** The problem **
Any image found in the entries is to be skipped; the rest is returned word for word.

Extracted records:
++++++++++++++++++++

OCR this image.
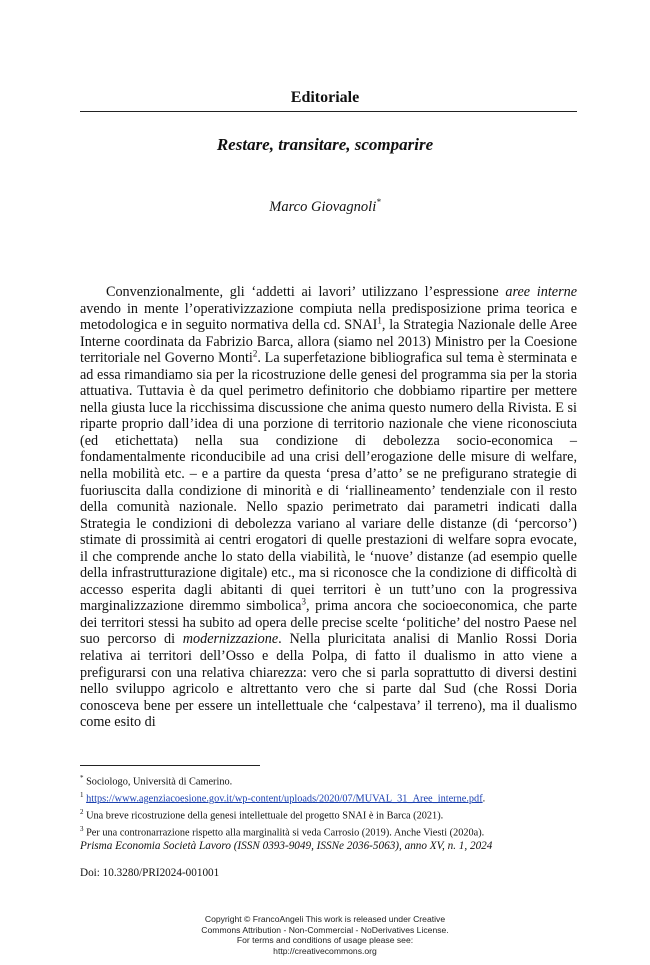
Editoriale
Restare, transitare, scomparire
Marco Giovagnoli*

Convenzionalmente, gli ‘addetti ai lavori’ utilizzano l’espressione aree interne avendo in mente l’operativizzazione compiuta nella predisposizione prima teorica e metodologica e in seguito normativa della cd. SNAI$^1$, la Strategia Nazionale delle Aree Interne coordinata da Fabrizio Barca, allora (siamo nel 2013) Ministro per la Coesione territoriale nel Governo Monti$^2$. La superfetazione bibliografica sul tema è sterminata e ad essa rimandiamo sia per la ricostruzione delle genesi del programma sia per la storia attuativa. Tuttavia è da quel perimetro definitorio che dobbiamo ripartire per mettere nella giusta luce la ricchissima discussione che anima questo numero della Rivista. E si riparte proprio dall’idea di una porzione di territorio nazionale che viene riconosciuta (ed etichettata) nella sua condizione di debolezza socio-economica – fondamentalmente riconducibile ad una crisi dell’erogazione delle misure di welfare, nella mobilità etc. – e a partire da questa ‘presa d’atto’ se ne prefigurano strategie di fuoriuscita dalla condizione di minorità e di ‘riallineamento’ tendenziale con il resto della comunità nazionale. Nello spazio perimetrato dai parametri indicati dalla Strategia le condizioni di debolezza variano al variare delle distanze (di ‘percorso’) stimate di prossimità ai centri erogatori di quelle prestazioni di welfare sopra evocate, il che comprende anche lo stato della viabilità, le ‘nuove’ distanze (ad esempio quelle della infrastrutturazione digitale) etc., ma si riconosce che la condizione di difficoltà di accesso esperita dagli abitanti di quei territori è un tutt’uno con la progressiva marginalizzazione diremmo simbolica$^3$, prima ancora che socioeconomica, che parte dei territori stessi ha subito ad opera delle precise scelte ‘politiche’ del nostro Paese nel suo percorso di modernizzazione. Nella pluricitata analisi di Manlio Rossi Doria relativa ai territori dell’Osso e della Polpa, di fatto il dualismo in atto viene a prefigurarsi con una relativa chiarezza: vero che si parla soprattutto di diversi destini nello sviluppo agricolo e altrettanto vero che si parte dal Sud (che Rossi Doria conosceva bene per essere un intellettuale che ‘calpestava’ il terreno), ma il dualismo come esito di

* Sociologo, Università di Camerino.
$^1$ https://www.agenziacoesione.gov.it/wp-content/uploads/2020/07/MUVAL_31_Aree_interne.pdf.
$^2$ Una breve ricostruzione della genesi intellettuale del progetto SNAI è in Barca (2021).
$^3$ Per una contronarrazione rispetto alla marginalità si veda Carrosio (2019). Anche Viesti (2020a).
Prisma Economia Società Lavoro (ISSN 0393-9049, ISSNe 2036-5063), anno XV, n. 1, 2024
Doi: 10.3280/PRI2024-001001
Copyright © FrancoAngeli This work is released under Creative
Commons Attribution - Non-Commercial - NoDerivatives License.
For terms and conditions of usage please see:
http://creativecommons.org
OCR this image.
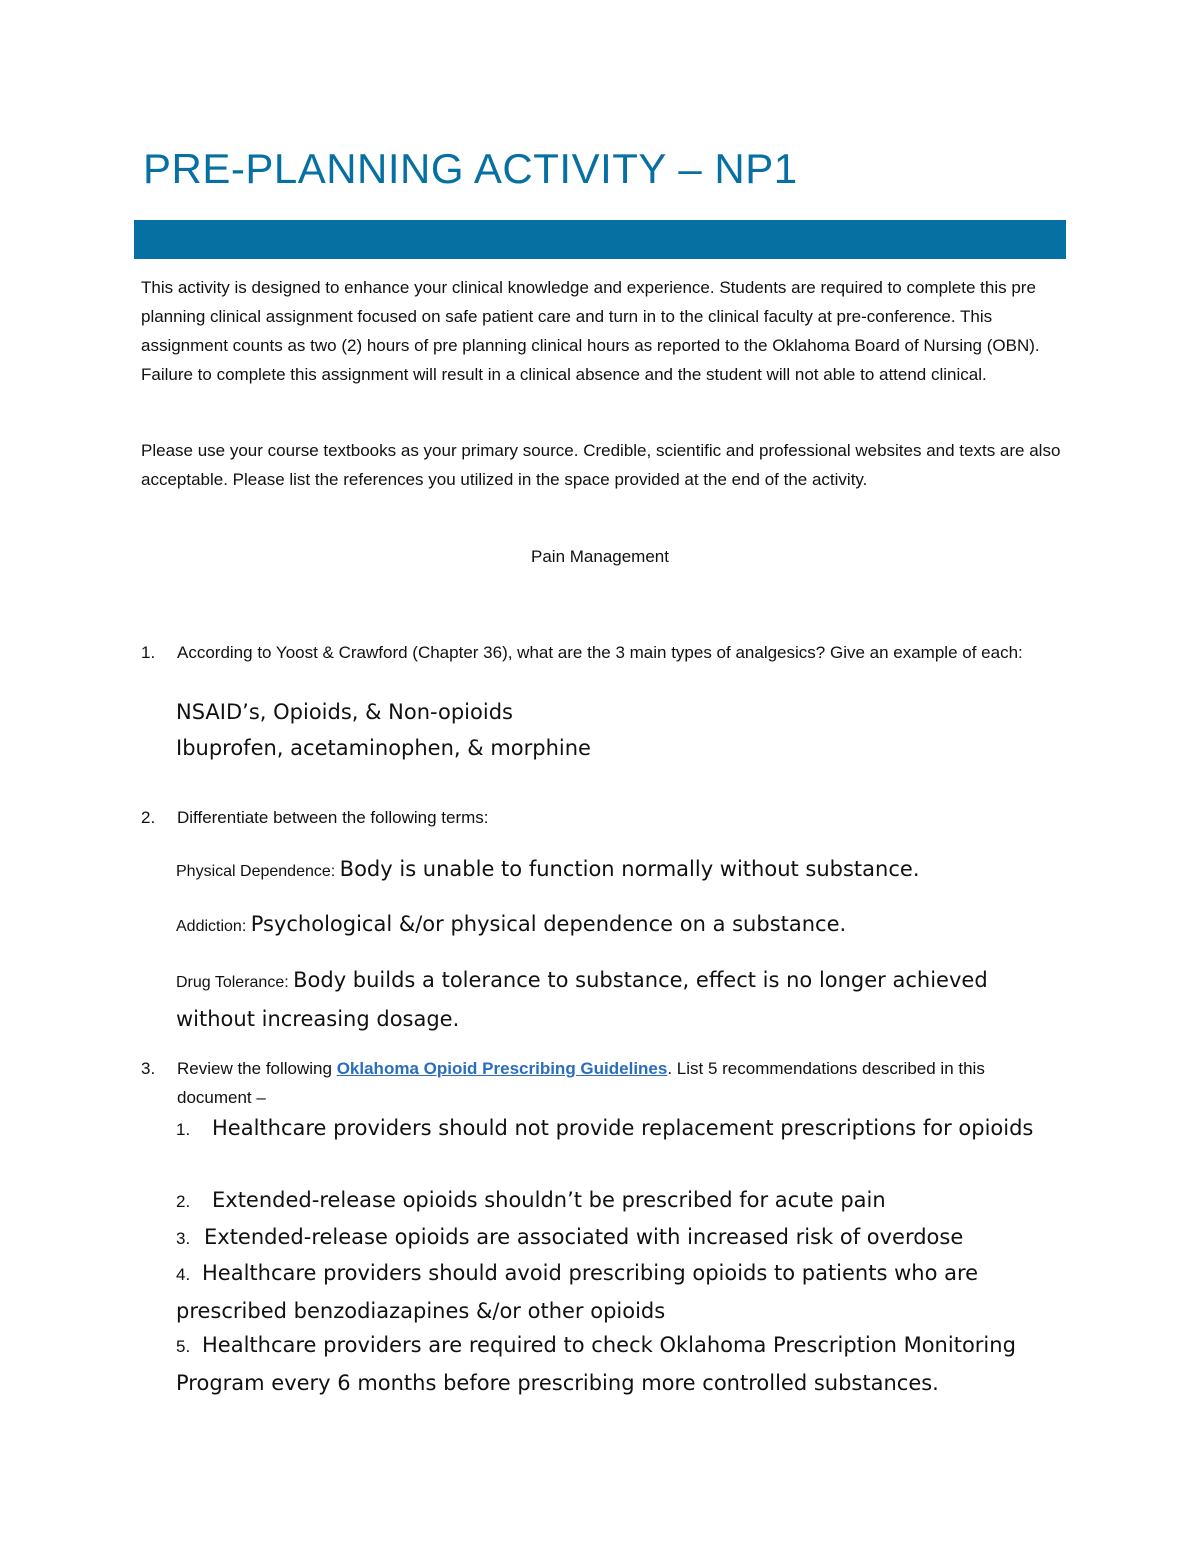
PRE-PLANNING ACTIVITY – NP1

This activity is designed to enhance your clinical knowledge and experience. Students are required to complete this pre planning clinical assignment focused on safe patient care and turn in to the clinical faculty at pre-conference. This assignment counts as two (2) hours of pre planning clinical hours as reported to the Oklahoma Board of Nursing (OBN). Failure to complete this assignment will result in a clinical absence and the student will not able to attend clinical.

Please use your course textbooks as your primary source. Credible, scientific and professional websites and texts are also acceptable. Please list the references you utilized in the space provided at the end of the activity.

Pain Management

1.	According to Yoost & Crawford (Chapter 36), what are the 3 main types of analgesics? Give an example of each:
NSAID’s, Opioids, & Non-opioids
Ibuprofen, acetaminophen, & morphine
2.	Differentiate between the following terms:

Physical Dependence: Body is unable to function normally without substance.

Addiction: Psychological &/or physical dependence on a substance.

Drug Tolerance: Body builds a tolerance to substance, effect is no longer achieved without increasing dosage.

3.	Review the following Oklahoma Opioid Prescribing Guidelines. List 5 recommendations described in this document –
1. Healthcare providers should not provide replacement prescriptions for opioids
2. Extended-release opioids shouldn’t be prescribed for acute pain
3. Extended-release opioids are associated with increased risk of overdose
4. Healthcare providers should avoid prescribing opioids to patients who are prescribed benzodiazapines &/or other opioids
5. Healthcare providers are required to check Oklahoma Prescription Monitoring Program every 6 months before prescribing more controlled substances.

++++++++++++++++++++

** Answer to the exercise **
OCR this image.
Editoriale
Restare, transitare, scomparire
Marco Giovagnoli*

Convenzionalmente, gli ‘addetti ai lavori’ utilizzano l’espressione aree interne avendo in mente l’operativizzazione compiuta nella predisposizione prima teorica e metodologica e in seguito normativa della cd. SNAI$^1$, la Strategia Nazionale delle Aree Interne coordinata da Fabrizio Barca, allora (siamo nel 2013) Ministro per la Coesione territoriale nel Governo Monti$^2$. La superfetazione bibliografica sul tema è sterminata e ad essa rimandiamo sia per la ricostruzione delle genesi del programma sia per la storia attuativa. Tuttavia è da quel perimetro definitorio che dobbiamo ripartire per mettere nella giusta luce la ricchissima discussione che anima questo numero della Rivista. E si riparte proprio dall’idea di una porzione di territorio nazionale che viene riconosciuta (ed etichettata) nella sua condizione di debolezza socio-economica – fondamentalmente riconducibile ad una crisi dell’erogazione delle misure di welfare, nella mobilità etc. – e a partire da questa ‘presa d’atto’ se ne prefigurano strategie di fuoriuscita dalla condizione di minorità e di ‘riallineamento’ tendenziale con il resto della comunità nazionale. Nello spazio perimetrato dai parametri indicati dalla Strategia le condizioni di debolezza variano al variare delle distanze (di ‘percorso’) stimate di prossimità ai centri erogatori di quelle prestazioni di welfare sopra evocate, il che comprende anche lo stato della viabilità, le ‘nuove’ distanze (ad esempio quelle della infrastrutturazione digitale) etc., ma si riconosce che la condizione di difficoltà di accesso esperita dagli abitanti di quei territori è un tutt’uno con la progressiva marginalizzazione diremmo simbolica$^3$, prima ancora che socioeconomica, che parte dei territori stessi ha subito ad opera delle precise scelte ‘politiche’ del nostro Paese nel suo percorso di modernizzazione. Nella pluricitata analisi di Manlio Rossi Doria relativa ai territori dell’Osso e della Polpa, di fatto il dualismo in atto viene a prefigurarsi con una relativa chiarezza: vero che si parla soprattutto di diversi destini nello sviluppo agricolo e altrettanto vero che si parte dal Sud (che Rossi Doria conosceva bene per essere un intellettuale che ‘calpestava’ il terreno), ma il dualismo come esito di

* Sociologo, Università di Camerino.
$^1$ https://www.agenziacoesione.gov.it/wp-content/uploads/2020/07/MUVAL_31_Aree_interne.pdf.
$^2$ Una breve ricostruzione della genesi intellettuale del progetto SNAI è in Barca (2021).
$^3$ Per una contronarrazione rispetto alla marginalità si veda Carrosio (2019). Anche Viesti (2020a).
Prisma Economia Società Lavoro (ISSN 0393-9049, ISSNe 2036-5063), anno XV, n. 1, 2024
Doi: 10.3280/PRI2024-001001
Copyright © FrancoAngeli This work is released under Creative
Commons Attribution - Non-Commercial - NoDerivatives License.
For terms and conditions of usage please see:
http://creativecommons.org
OCR this image.
PRE-PLANNING ACTIVITY – NP1

This activity is designed to enhance your clinical knowledge and experience. Students are required to complete this pre planning clinical assignment focused on safe patient care and turn in to the clinical faculty at pre-conference. This assignment counts as two (2) hours of pre planning clinical hours as reported to the Oklahoma Board of Nursing (OBN). Failure to complete this assignment will result in a clinical absence and the student will not able to attend clinical.

Please use your course textbooks as your primary source. Credible, scientific and professional websites and texts are also acceptable. Please list the references you utilized in the space provided at the end of the activity.

Pain Management

1.	According to Yoost & Crawford (Chapter 36), what are the 3 main types of analgesics? Give an example of each:
NSAID’s, Opioids, & Non-opioids
Ibuprofen, acetaminophen, & morphine
2.	Differentiate between the following terms:

Physical Dependence: Body is unable to function normally without substance.

Addiction: Psychological &/or physical dependence on a substance.

Drug Tolerance: Body builds a tolerance to substance, effect is no longer achieved without increasing dosage.

3.	Review the following Oklahoma Opioid Prescribing Guidelines. List 5 recommendations described in this document –
1. Healthcare providers should not provide replacement prescriptions for opioids
2. Extended-release opioids shouldn’t be prescribed for acute pain
3. Extended-release opioids are associated with increased risk of overdose
4. Healthcare providers should avoid prescribing opioids to patients who are prescribed benzodiazapines &/or other opioids
5. Healthcare providers are required to check Oklahoma Prescription Monitoring Program every 6 months before prescribing more controlled substances.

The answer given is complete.